Please restate the following records word for word.

(Figure dataset records)
▬▬▬
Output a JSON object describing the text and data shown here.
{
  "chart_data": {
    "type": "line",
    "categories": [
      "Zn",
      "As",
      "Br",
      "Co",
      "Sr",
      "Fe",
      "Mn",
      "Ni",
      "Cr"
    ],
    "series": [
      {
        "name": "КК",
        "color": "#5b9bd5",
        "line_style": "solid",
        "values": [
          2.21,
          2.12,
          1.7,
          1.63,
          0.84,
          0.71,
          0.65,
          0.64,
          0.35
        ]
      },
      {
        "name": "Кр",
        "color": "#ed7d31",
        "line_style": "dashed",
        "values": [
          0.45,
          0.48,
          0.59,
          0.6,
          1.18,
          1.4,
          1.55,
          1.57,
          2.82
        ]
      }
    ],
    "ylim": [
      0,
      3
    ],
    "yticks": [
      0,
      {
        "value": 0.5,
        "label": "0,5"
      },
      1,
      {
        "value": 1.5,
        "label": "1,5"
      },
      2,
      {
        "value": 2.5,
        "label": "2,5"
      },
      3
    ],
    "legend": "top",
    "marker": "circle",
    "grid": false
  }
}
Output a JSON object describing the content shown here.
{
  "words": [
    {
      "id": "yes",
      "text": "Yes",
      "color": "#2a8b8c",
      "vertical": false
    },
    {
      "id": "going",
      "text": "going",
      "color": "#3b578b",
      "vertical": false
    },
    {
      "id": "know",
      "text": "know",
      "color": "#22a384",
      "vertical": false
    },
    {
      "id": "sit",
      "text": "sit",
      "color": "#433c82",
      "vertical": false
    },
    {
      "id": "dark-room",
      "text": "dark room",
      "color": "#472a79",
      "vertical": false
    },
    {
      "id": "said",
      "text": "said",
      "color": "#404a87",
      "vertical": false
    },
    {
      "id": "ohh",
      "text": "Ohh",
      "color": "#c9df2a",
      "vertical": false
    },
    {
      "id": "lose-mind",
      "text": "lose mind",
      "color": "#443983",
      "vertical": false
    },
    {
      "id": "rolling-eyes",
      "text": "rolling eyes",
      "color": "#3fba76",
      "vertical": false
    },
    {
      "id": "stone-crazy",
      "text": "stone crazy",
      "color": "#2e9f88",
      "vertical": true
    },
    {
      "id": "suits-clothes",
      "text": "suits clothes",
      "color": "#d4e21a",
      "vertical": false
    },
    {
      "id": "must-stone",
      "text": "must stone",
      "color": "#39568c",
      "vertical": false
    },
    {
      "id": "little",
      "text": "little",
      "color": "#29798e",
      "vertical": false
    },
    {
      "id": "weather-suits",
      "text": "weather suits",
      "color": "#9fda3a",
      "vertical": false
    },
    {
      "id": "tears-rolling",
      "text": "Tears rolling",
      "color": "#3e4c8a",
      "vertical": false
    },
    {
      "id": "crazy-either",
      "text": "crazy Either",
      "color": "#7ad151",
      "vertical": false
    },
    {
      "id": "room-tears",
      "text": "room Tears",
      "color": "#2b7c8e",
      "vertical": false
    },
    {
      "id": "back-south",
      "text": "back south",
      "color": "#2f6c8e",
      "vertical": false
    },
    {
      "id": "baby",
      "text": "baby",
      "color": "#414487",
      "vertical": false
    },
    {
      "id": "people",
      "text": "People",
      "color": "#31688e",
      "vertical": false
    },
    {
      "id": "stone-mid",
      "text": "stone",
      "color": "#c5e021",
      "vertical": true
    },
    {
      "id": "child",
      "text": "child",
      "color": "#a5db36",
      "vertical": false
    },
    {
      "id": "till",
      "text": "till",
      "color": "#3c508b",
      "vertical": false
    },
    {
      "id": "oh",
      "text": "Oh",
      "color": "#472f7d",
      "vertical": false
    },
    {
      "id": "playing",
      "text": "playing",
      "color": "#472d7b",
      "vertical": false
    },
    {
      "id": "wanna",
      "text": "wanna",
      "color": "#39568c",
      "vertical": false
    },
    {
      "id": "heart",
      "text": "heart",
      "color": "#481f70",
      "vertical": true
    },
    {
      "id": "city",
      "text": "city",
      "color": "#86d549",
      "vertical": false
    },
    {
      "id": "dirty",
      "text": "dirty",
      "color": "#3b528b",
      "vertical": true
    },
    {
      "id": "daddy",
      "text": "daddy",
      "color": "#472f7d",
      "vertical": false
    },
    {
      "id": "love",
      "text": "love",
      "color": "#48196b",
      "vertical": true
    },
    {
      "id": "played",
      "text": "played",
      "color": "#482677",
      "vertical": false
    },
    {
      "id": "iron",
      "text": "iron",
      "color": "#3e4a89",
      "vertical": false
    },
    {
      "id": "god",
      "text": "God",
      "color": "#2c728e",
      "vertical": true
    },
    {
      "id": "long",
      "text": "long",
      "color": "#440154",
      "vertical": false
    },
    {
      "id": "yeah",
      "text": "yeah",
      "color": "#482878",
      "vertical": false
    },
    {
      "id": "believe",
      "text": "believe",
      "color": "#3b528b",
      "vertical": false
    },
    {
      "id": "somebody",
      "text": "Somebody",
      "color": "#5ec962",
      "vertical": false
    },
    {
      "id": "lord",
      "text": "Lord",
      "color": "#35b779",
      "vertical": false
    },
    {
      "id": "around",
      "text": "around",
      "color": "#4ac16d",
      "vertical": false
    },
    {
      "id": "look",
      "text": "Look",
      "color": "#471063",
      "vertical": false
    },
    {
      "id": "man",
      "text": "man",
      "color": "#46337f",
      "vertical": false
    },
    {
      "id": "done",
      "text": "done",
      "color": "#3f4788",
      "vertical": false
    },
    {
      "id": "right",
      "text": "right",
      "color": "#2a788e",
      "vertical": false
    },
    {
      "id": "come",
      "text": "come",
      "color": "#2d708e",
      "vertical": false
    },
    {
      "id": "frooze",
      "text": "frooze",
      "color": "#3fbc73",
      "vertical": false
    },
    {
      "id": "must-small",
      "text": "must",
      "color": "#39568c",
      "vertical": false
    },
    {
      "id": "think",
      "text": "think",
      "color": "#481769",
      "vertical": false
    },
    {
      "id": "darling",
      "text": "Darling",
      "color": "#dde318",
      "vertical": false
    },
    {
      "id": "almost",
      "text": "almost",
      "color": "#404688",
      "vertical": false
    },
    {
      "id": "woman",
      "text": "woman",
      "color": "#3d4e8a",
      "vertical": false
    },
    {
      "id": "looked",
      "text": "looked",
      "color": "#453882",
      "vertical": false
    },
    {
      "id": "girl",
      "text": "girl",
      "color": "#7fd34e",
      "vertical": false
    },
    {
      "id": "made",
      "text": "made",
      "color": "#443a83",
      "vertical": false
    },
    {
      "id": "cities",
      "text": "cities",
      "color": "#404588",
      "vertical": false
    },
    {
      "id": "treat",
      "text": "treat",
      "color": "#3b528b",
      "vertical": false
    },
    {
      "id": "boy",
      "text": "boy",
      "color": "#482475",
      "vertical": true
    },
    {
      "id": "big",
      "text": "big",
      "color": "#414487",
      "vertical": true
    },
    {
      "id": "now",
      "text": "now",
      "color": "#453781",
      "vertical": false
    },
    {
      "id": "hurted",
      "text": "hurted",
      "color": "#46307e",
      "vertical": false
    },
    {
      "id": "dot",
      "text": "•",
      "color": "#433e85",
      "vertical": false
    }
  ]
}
▬▬▬
[COMPLETE RESPONSE]
Output a JSON object describing the text and data shown here.
{
  "chart_data": {
    "type": "line",
    "categories": [
      "Zn",
      "As",
      "Br",
      "Co",
      "Sr",
      "Fe",
      "Mn",
      "Ni",
      "Cr"
    ],
    "series": [
      {
        "name": "КК",
        "color": "#5b9bd5",
        "line_style": "solid",
        "values": [
          2.21,
          2.12,
          1.7,
          1.63,
          0.84,
          0.71,
          0.65,
          0.64,
          0.35
        ]
      },
      {
        "name": "Кр",
        "color": "#ed7d31",
        "line_style": "dashed",
        "values": [
          0.45,
          0.48,
          0.59,
          0.6,
          1.18,
          1.4,
          1.55,
          1.57,
          2.82
        ]
      }
    ],
    "ylim": [
      0,
      3
    ],
    "yticks": [
      0,
      {
        "value": 0.5,
        "label": "0,5"
      },
      1,
      {
        "value": 1.5,
        "label": "1,5"
      },
      2,
      {
        "value": 2.5,
        "label": "2,5"
      },
      3
    ],
    "legend": "top",
    "marker": "circle",
    "grid": false
  }
}
Output a JSON object describing the content shown here.
{
  "words": [
    {
      "id": "yes",
      "text": "Yes",
      "color": "#2a8b8c",
      "vertical": false
    },
    {
      "id": "going",
      "text": "going",
      "color": "#3b578b",
      "vertical": false
    },
    {
      "id": "know",
      "text": "know",
      "color": "#22a384",
      "vertical": false
    },
    {
      "id": "sit",
      "text": "sit",
      "color": "#433c82",
      "vertical": false
    },
    {
      "id": "dark-room",
      "text": "dark room",
      "color": "#472a79",
      "vertical": false
    },
    {
      "id": "said",
      "text": "said",
      "color": "#404a87",
      "vertical": false
    },
    {
      "id": "ohh",
      "text": "Ohh",
      "color": "#c9df2a",
      "vertical": false
    },
    {
      "id": "lose-mind",
      "text": "lose mind",
      "color": "#443983",
      "vertical": false
    },
    {
      "id": "rolling-eyes",
      "text": "rolling eyes",
      "color": "#3fba76",
      "vertical": false
    },
    {
      "id": "stone-crazy",
      "text": "stone crazy",
      "color": "#2e9f88",
      "vertical": true
    },
    {
      "id": "suits-clothes",
      "text": "suits clothes",
      "color": "#d4e21a",
      "vertical": false
    },
    {
      "id": "must-stone",
      "text": "must stone",
      "color": "#39568c",
      "vertical": false
    },
    {
      "id": "little",
      "text": "little",
      "color": "#29798e",
      "vertical": false
    },
    {
      "id": "weather-suits",
      "text": "weather suits",
      "color": "#9fda3a",
      "vertical": false
    },
    {
      "id": "tears-rolling",
      "text": "Tears rolling",
      "color": "#3e4c8a",
      "vertical": false
    },
    {
      "id": "crazy-either",
      "text": "crazy Either",
      "color": "#7ad151",
      "vertical": false
    },
    {
      "id": "room-tears",
      "text": "room Tears",
      "color": "#2b7c8e",
      "vertical": false
    },
    {
      "id": "back-south",
      "text": "back south",
      "color": "#2f6c8e",
      "vertical": false
    },
    {
      "id": "baby",
      "text": "baby",
      "color": "#414487",
      "vertical": false
    },
    {
      "id": "people",
      "text": "People",
      "color": "#31688e",
      "vertical": false
    },
    {
      "id": "stone-mid",
      "text": "stone",
      "color": "#c5e021",
      "vertical": true
    },
    {
      "id": "child",
      "text": "child",
      "color": "#a5db36",
      "vertical": false
    },
    {
      "id": "till",
      "text": "till",
      "color": "#3c508b",
      "vertical": false
    },
    {
      "id": "oh",
      "text": "Oh",
      "color": "#472f7d",
      "vertical": false
    },
    {
      "id": "playing",
      "text": "playing",
      "color": "#472d7b",
      "vertical": false
    },
    {
      "id": "wanna",
      "text": "wanna",
      "color": "#39568c",
      "vertical": false
    },
    {
      "id": "heart",
      "text": "heart",
      "color": "#481f70",
      "vertical": true
    },
    {
      "id": "city",
      "text": "city",
      "color": "#86d549",
      "vertical": false
    },
    {
      "id": "dirty",
      "text": "dirty",
      "color": "#3b528b",
      "vertical": true
    },
    {
      "id": "daddy",
      "text": "daddy",
      "color": "#472f7d",
      "vertical": false
    },
    {
      "id": "love",
      "text": "love",
      "color": "#48196b",
      "vertical": true
    },
    {
      "id": "played",
      "text": "played",
      "color": "#482677",
      "vertical": false
    },
    {
      "id": "iron",
      "text": "iron",
      "color": "#3e4a89",
      "vertical": false
    },
    {
      "id": "god",
      "text": "God",
      "color": "#2c728e",
      "vertical": true
    },
    {
      "id": "long",
      "text": "long",
      "color": "#440154",
      "vertical": false
    },
    {
      "id": "yeah",
      "text": "yeah",
      "color": "#482878",
      "vertical": false
    },
    {
      "id": "believe",
      "text": "believe",
      "color": "#3b528b",
      "vertical": false
    },
    {
      "id": "somebody",
      "text": "Somebody",
      "color": "#5ec962",
      "vertical": false
    },
    {
      "id": "lord",
      "text": "Lord",
      "color": "#35b779",
      "vertical": false
    },
    {
      "id": "around",
      "text": "around",
      "color": "#4ac16d",
      "vertical": false
    },
    {
      "id": "look",
      "text": "Look",
      "color": "#471063",
      "vertical": false
    },
    {
      "id": "man",
      "text": "man",
      "color": "#46337f",
      "vertical": false
    },
    {
      "id": "done",
      "text": "done",
      "color": "#3f4788",
      "vertical": false
    },
    {
      "id": "right",
      "text": "right",
      "color": "#2a788e",
      "vertical": false
    },
    {
      "id": "come",
      "text": "come",
      "color": "#2d708e",
      "vertical": false
    },
    {
      "id": "frooze",
      "text": "frooze",
      "color": "#3fbc73",
      "vertical": false
    },
    {
      "id": "must-small",
      "text": "must",
      "color": "#39568c",
      "vertical": false
    },
    {
      "id": "think",
      "text": "think",
      "color": "#481769",
      "vertical": false
    },
    {
      "id": "darling",
      "text": "Darling",
      "color": "#dde318",
      "vertical": false
    },
    {
      "id": "almost",
      "text": "almost",
      "color": "#404688",
      "vertical": false
    },
    {
      "id": "woman",
      "text": "woman",
      "color": "#3d4e8a",
      "vertical": false
    },
    {
      "id": "looked",
      "text": "looked",
      "color": "#453882",
      "vertical": false
    },
    {
      "id": "girl",
      "text": "girl",
      "color": "#7fd34e",
      "vertical": false
    },
    {
      "id": "made",
      "text": "made",
      "color": "#443a83",
      "vertical": false
    },
    {
      "id": "cities",
      "text": "cities",
      "color": "#404588",
      "vertical": false
    },
    {
      "id": "treat",
      "text": "treat",
      "color": "#3b528b",
      "vertical": false
    },
    {
      "id": "boy",
      "text": "boy",
      "color": "#482475",
      "vertical": true
    },
    {
      "id": "big",
      "text": "big",
      "color": "#414487",
      "vertical": true
    },
    {
      "id": "now",
      "text": "now",
      "color": "#453781",
      "vertical": false
    },
    {
      "id": "hurted",
      "text": "hurted",
      "color": "#46307e",
      "vertical": false
    },
    {
      "id": "dot",
      "text": "•",
      "color": "#433e85",
      "vertical": false
    }
  ]
}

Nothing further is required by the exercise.